━━━ Data ━━━

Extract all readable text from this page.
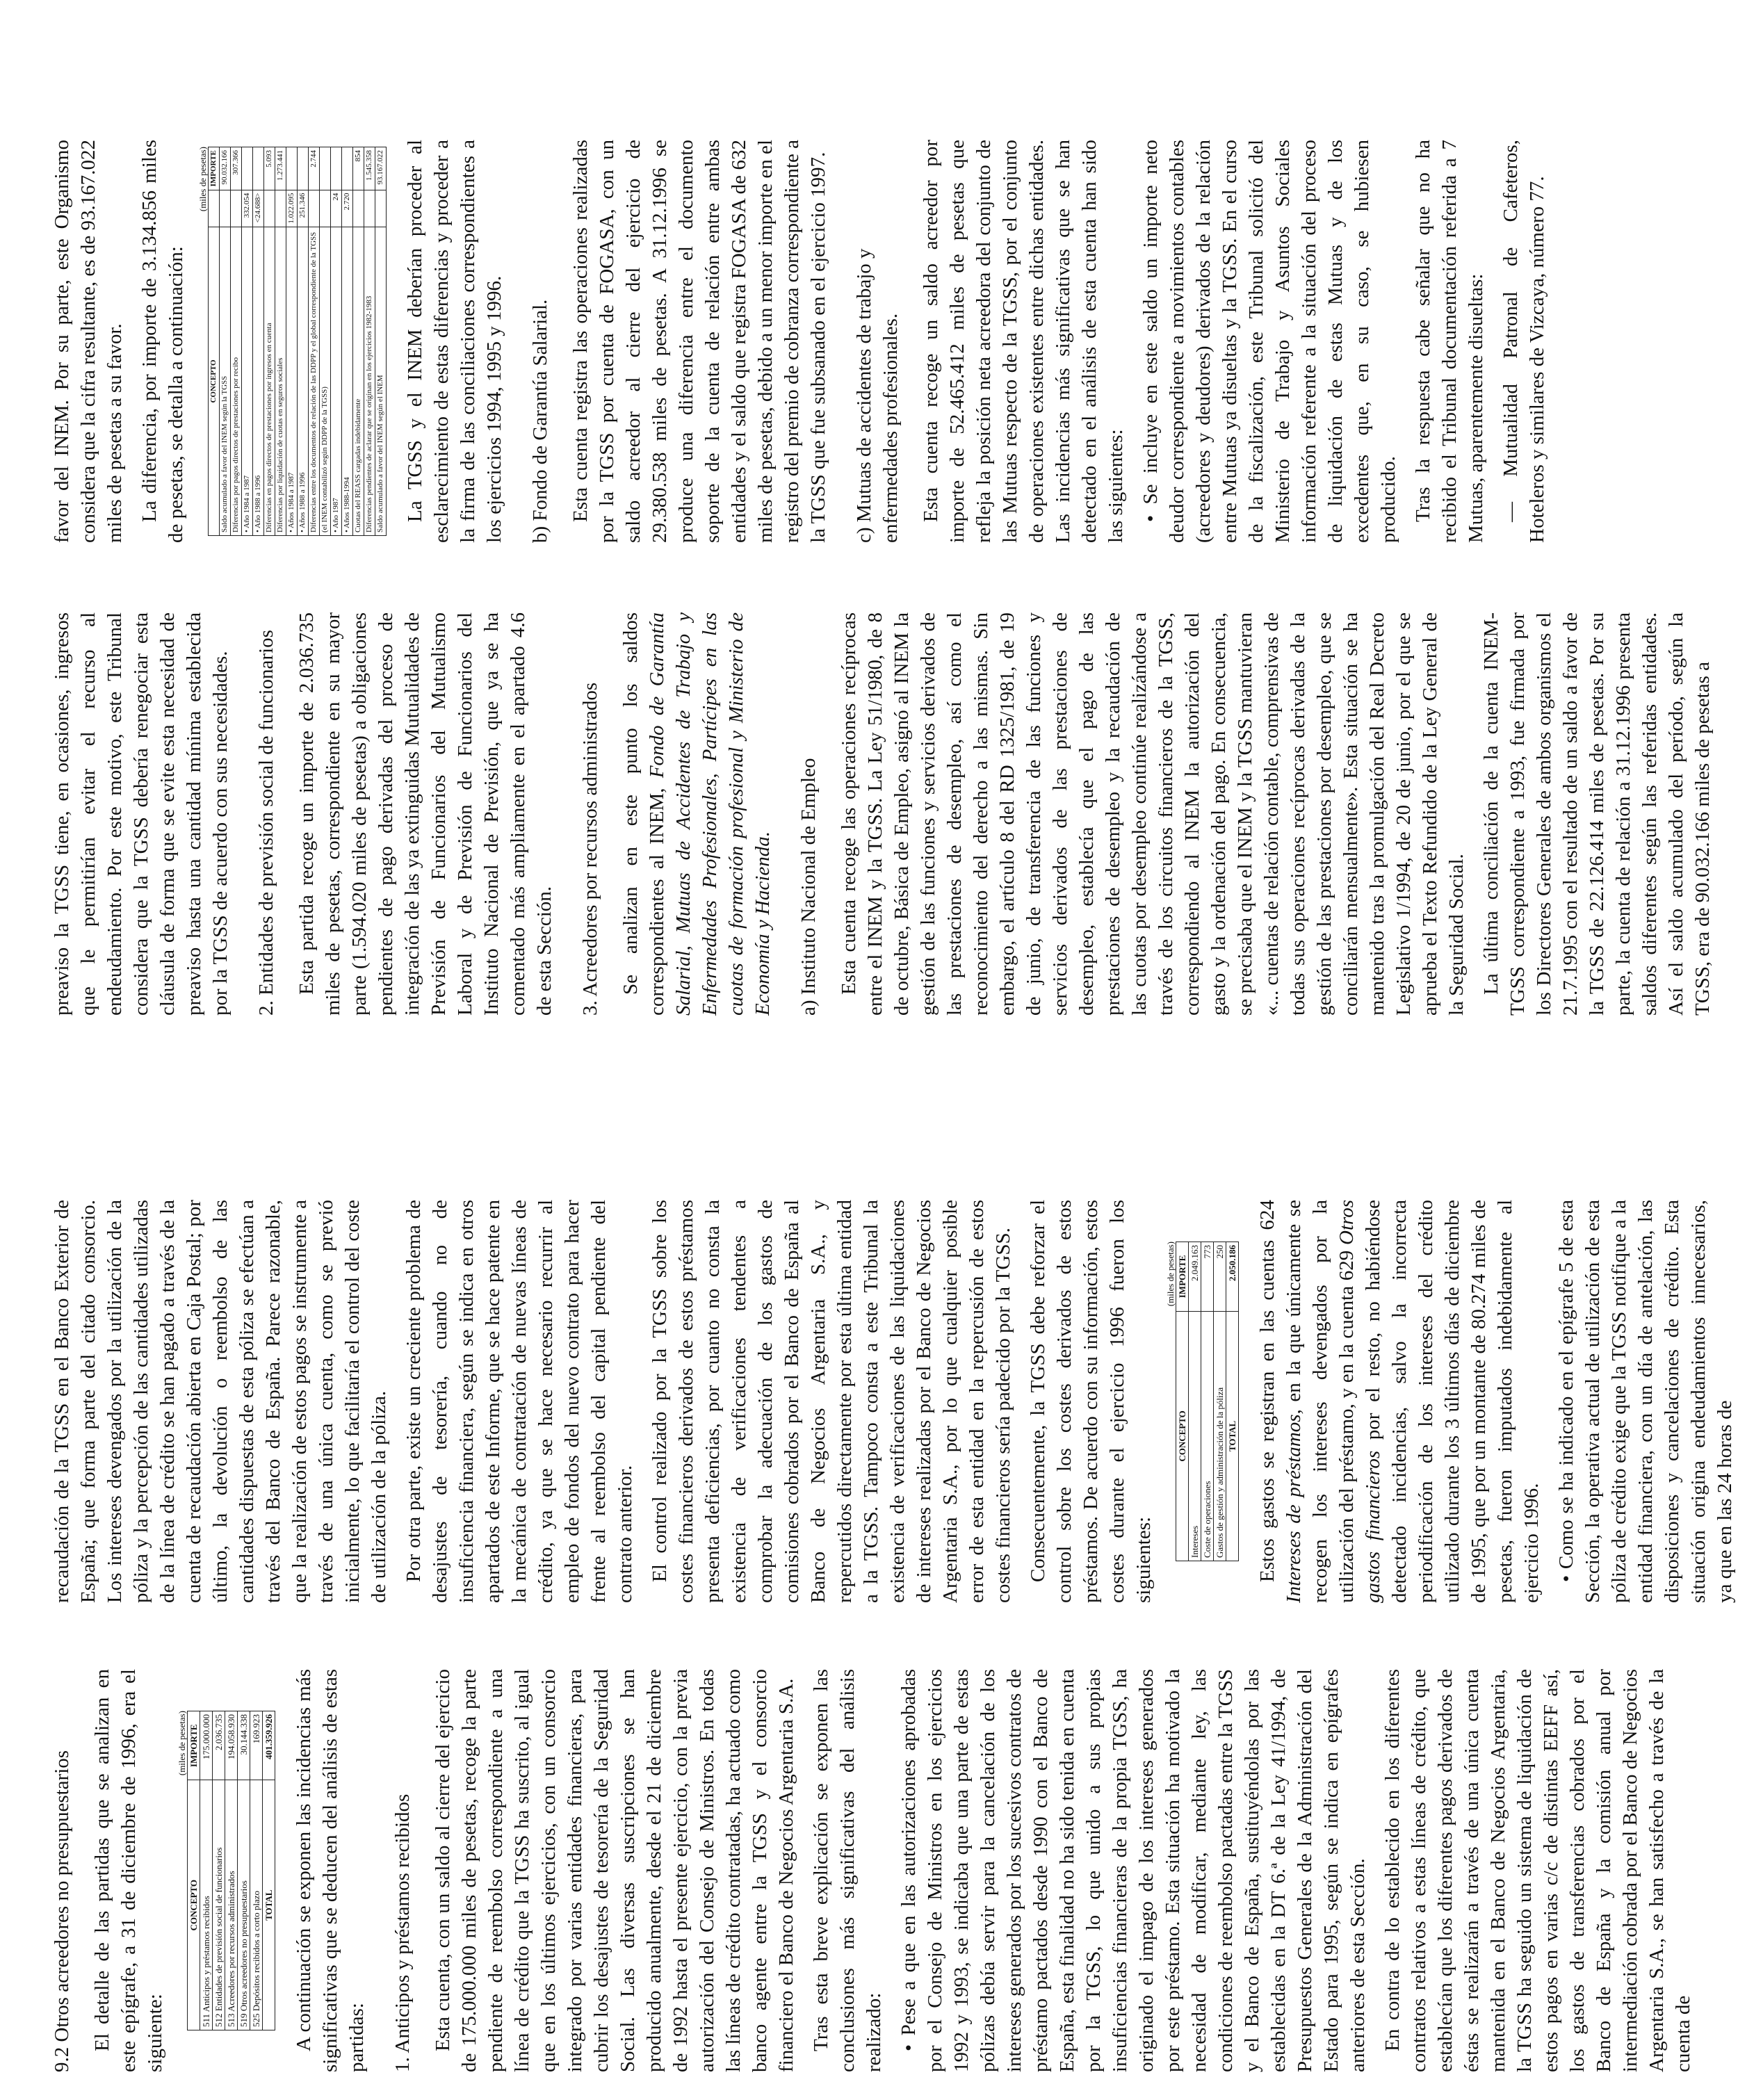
9.2 Otros acreedores no presupuestarios El detalle de las partidas que se analizan en este epígrafe, a 31 de diciembre de 1996, era el siguiente:

(miles de pesetas)
CONCEPTO	IMPORTE
511 Anticipos y préstamos recibidos	175.000.000
512 Entidades de previsión social de funcionarios	2.036.735
513 Acreedores por recursos administrados	194.058.930
519 Otros acreedores no presupuestarios	30.144.338
525 Depósitos recibidos a corto plazo	169.923
TOTAL	401.359.926 A continuación se exponen las incidencias más significativas que se deducen del análisis de estas partidas: 1. Anticipos y préstamos recibidos Esta cuenta, con un saldo al cierre del ejercicio de 175.000.000 miles de pesetas, recoge la parte pendiente de reembolso correspondiente a una línea de crédito que la TGSS ha suscrito, al igual que en los últimos ejercicios, con un consorcio integrado por varias entidades financieras, para cubrir los desajustes de tesorería de la Seguridad Social. Las diversas suscripciones se han producido anualmente, desde el 21 de diciembre de 1992 hasta el presente ejercicio, con la previa autorización del Consejo de Ministros. En todas las líneas de crédito contratadas, ha actuado como banco agente entre la TGSS y el consorcio financiero el Banco de Negocios Argentaria S.A. Tras esta breve explicación se exponen las conclusiones más significativas del análisis realizado: • Pese a que en las autorizaciones aprobadas por el Consejo de Ministros en los ejercicios 1992 y 1993, se indicaba que una parte de estas pólizas debía servir para la cancelación de los intereses generados por los sucesivos contratos de préstamo pactados desde 1990 con el Banco de España, esta finalidad no ha sido tenida en cuenta por la TGSS, lo que unido a sus propias insuficiencias financieras de la propia TGSS, ha originado el impago de los intereses generados por este préstamo. Esta situación ha motivado la necesidad de modificar, mediante ley, las condiciones de reembolso pactadas entre la TGSS y el Banco de España, sustituyéndolas por las establecidas en la DT 6.ª de la Ley 41/1994, de Presupuestos Generales de la Administración del Estado para 1995, según se indica en epígrafes anteriores de esta Sección. En contra de lo establecido en los diferentes contratos relativos a estas líneas de crédito, que establecían que los diferentes pagos derivados de éstas se realizarán a través de una única cuenta mantenida en el Banco de Negocios Argentaria, la TGSS ha seguido un sistema de liquidación de estos pagos en varias c/c de distintas EEFF así, los gastos de transferencias cobrados por el Banco de España y la comisión anual por intermediación cobrada por el Banco de Negocios Argentaria S.A., se han satisfecho a través de la cuenta de

recaudación de la TGSS en el Banco Exterior de España; que forma parte del citado consorcio. Los intereses devengados por la utilización de la póliza y la percepción de las cantidades utilizadas de la línea de crédito se han pagado a través de la cuenta de recaudación abierta en Caja Postal; por último, la devolución o reembolso de las cantidades dispuestas de esta póliza se efectúan a través del Banco de España. Parece razonable, que la realización de estos pagos se instrumente a través de una única cuenta, como se previó inicialmente, lo que facilitaría el control del coste de utilización de la póliza. Por otra parte, existe un creciente problema de desajustes de tesorería, cuando no de insuficiencia financiera, según se indica en otros apartados de este Informe, que se hace patente en la mecánica de contratación de nuevas líneas de crédito, ya que se hace necesario recurrir al empleo de fondos del nuevo contrato para hacer frente al reembolso del capital pendiente del contrato anterior. El control realizado por la TGSS sobre los costes financieros derivados de estos préstamos presenta deficiencias, por cuanto no consta la existencia de verificaciones tendentes a comprobar la adecuación de los gastos de comisiones cobrados por el Banco de España al Banco de Negocios Argentaria S.A., y repercutidos directamente por esta última entidad a la TGSS. Tampoco consta a este Tribunal la existencia de verificaciones de las liquidaciones de intereses realizadas por el Banco de Negocios Argentaria S.A., por lo que cualquier posible error de esta entidad en la repercusión de estos costes financieros sería padecido por la TGSS. Consecuentemente, la TGSS debe reforzar el control sobre los costes derivados de estos préstamos. De acuerdo con su información, estos costes durante el ejercicio 1996 fueron los siguientes:

(miles de pesetas)
CONCEPTO	IMPORTE
Intereses	2.049.163
Coste de operaciones	773
Gastos de gestión y administración de la póliza	250
TOTAL	2.050.186 Estos gastos se registran en las cuentas 624 Intereses de préstamos, en la que únicamente se recogen los intereses devengados por la utilización del préstamo, y en la cuenta 629 Otros gastos financieros por el resto, no habiéndose detectado incidencias, salvo la incorrecta periodificación de los intereses del crédito utilizado durante los 3 últimos días de diciembre de 1995, que por un montante de 80.274 miles de pesetas, fueron imputados indebidamente al ejercicio 1996. • Como se ha indicado en el epígrafe 5 de esta Sección, la operativa actual de utilización de esta póliza de crédito exige que la TGSS notifique a la entidad financiera, con un día de antelación, las disposiciones y cancelaciones de crédito. Esta situación origina endeudamientos innecesarios, ya que en las 24 horas de

preaviso la TGSS tiene, en ocasiones, ingresos que le permitirían evitar el recurso al endeudamiento. Por este motivo, este Tribunal considera que la TGSS debería renegociar esta cláusula de forma que se evite esta necesidad de preaviso hasta una cantidad mínima establecida por la TGSS de acuerdo con sus necesidades. 2. Entidades de previsión social de funcionarios Esta partida recoge un importe de 2.036.735 miles de pesetas, correspondiente en su mayor parte (1.594.020 miles de pesetas) a obligaciones pendientes de pago derivadas del proceso de integración de las ya extinguidas Mutualidades de Previsión de Funcionarios del Mutualismo Laboral y de Previsión de Funcionarios del Instituto Nacional de Previsión, que ya se ha comentado más ampliamente en el apartado 4.6 de esta Sección. 3. Acreedores por recursos administrados Se analizan en este punto los saldos correspondientes al INEM, Fondo de Garantía Salarial, Mutuas de Accidentes de Trabajo y Enfermedades Profesionales, Partícipes en las cuotas de formación profesional y Ministerio de Economía y Hacienda. a) Instituto Nacional de Empleo Esta cuenta recoge las operaciones recíprocas entre el INEM y la TGSS. La Ley 51/1980, de 8 de octubre, Básica de Empleo, asignó al INEM la gestión de las funciones y servicios derivados de las prestaciones de desempleo, así como el reconocimiento del derecho a las mismas. Sin embargo, el artículo 8 del RD 1325/1981, de 19 de junio, de transferencia de las funciones y servicios derivados de las prestaciones de desempleo, establecía que el pago de las prestaciones de desempleo y la recaudación de las cuotas por desempleo continúe realizándose a través de los circuitos financieros de la TGSS, correspondiendo al INEM la autorización del gasto y la ordenación del pago. En consecuencia, se precisaba que el INEM y la TGSS mantuvieran «... cuentas de relación contable, comprensivas de todas sus operaciones recíprocas derivadas de la gestión de las prestaciones por desempleo, que se conciliarán mensualmente». Esta situación se ha mantenido tras la promulgación del Real Decreto Legislativo 1/1994, de 20 de junio, por el que se aprueba el Texto Refundido de la Ley General de la Seguridad Social. La última conciliación de la cuenta INEM-TGSS correspondiente a 1993, fue firmada por los Directores Generales de ambos organismos el 21.7.1995 con el resultado de un saldo a favor de la TGSS de 22.126.414 miles de pesetas. Por su parte, la cuenta de relación a 31.12.1996 presenta saldos diferentes según las referidas entidades. Así el saldo acumulado del período, según la TGSS, era de 90.032.166 miles de pesetas a

favor del INEM. Por su parte, este Organismo considera que la cifra resultante, es de 93.167.022 miles de pesetas a su favor. La diferencia, por importe de 3.134.856 miles de pesetas, se detalla a continuación:

(miles de pesetas)
CONCEPTO		IMPORTE
Saldo acumulado a favor del INEM según la TGSS		90.032.166
Diferencias por pagos directos de prestaciones por recibo		307.366
• Año 1984 a 1987	332.054	
• Año 1988 a 1996	<24.688>	
Diferencias en pagos directos de prestaciones por ingresos en cuenta		5.093
Diferencias por liquidación de cuotas en seguros sociales		1.273.441
• Años 1984 a 1987	1.022.095	
• Años 1988 a 1996	251.346	
Diferencias entre los documentos de relación de las DDPP y el global correspondiente de la TGSS		2.744
(el INEM contabilizó según DDPP de la TGSS)		
• Año 1987	24	
• Años 1988-1994	2.720	
Cuotas del REASS cargadas indebidamente		854
Diferencias pendientes de aclarar que se originan en los ejercicios 1982-1983		1.545.358
Saldo acumulado a favor del INEM según el INEM		93.167.022 La TGSS y el INEM deberían proceder al esclarecimiento de estas diferencias y proceder a la firma de las conciliaciones correspondientes a los ejercicios 1994, 1995 y 1996. b) Fondo de Garantía Salarial. Esta cuenta registra las operaciones realizadas por la TGSS por cuenta de FOGASA, con un saldo acreedor al cierre del ejercicio de 29.380.538 miles de pesetas. A 31.12.1996 se produce una diferencia entre el documento soporte de la cuenta de relación entre ambas entidades y el saldo que registra FOGASA de 632 miles de pesetas, debido a un menor importe en el registro del premio de cobranza correspondiente a la TGSS que fue subsanado en el ejercicio 1997. c) Mutuas de accidentes de trabajo y enfermedades profesionales. Esta cuenta recoge un saldo acreedor por importe de 52.465.412 miles de pesetas que refleja la posición neta acreedora del conjunto de las Mutuas respecto de la TGSS, por el conjunto de operaciones existentes entre dichas entidades. Las incidencias más significativas que se han detectado en el análisis de esta cuenta han sido las siguientes: • Se incluye en este saldo un importe neto deudor correspondiente a movimientos contables (acreedores y deudores) derivados de la relación entre Mutuas ya disueltas y la TGSS. En el curso de la fiscalización, este Tribunal solicitó del Ministerio de Trabajo y Asuntos Sociales información referente a la situación del proceso de liquidación de estas Mutuas y de los excedentes que, en su caso, se hubiesen producido. Tras la respuesta cabe señalar que no ha recibido el Tribunal documentación referida a 7 Mutuas, aparentemente disueltas: — Mutualidad Patronal de Cafeteros, Hoteleros y similares de Vizcaya, número 77.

━━━

* _To do_
Pull out all lines of the data with the string "directos".

* _Solution for this problem_
Diferencias por pagos directos de prestaciones por recibo		307.366
Diferencias en pagos directos de prestaciones por ingresos en cuenta		5.093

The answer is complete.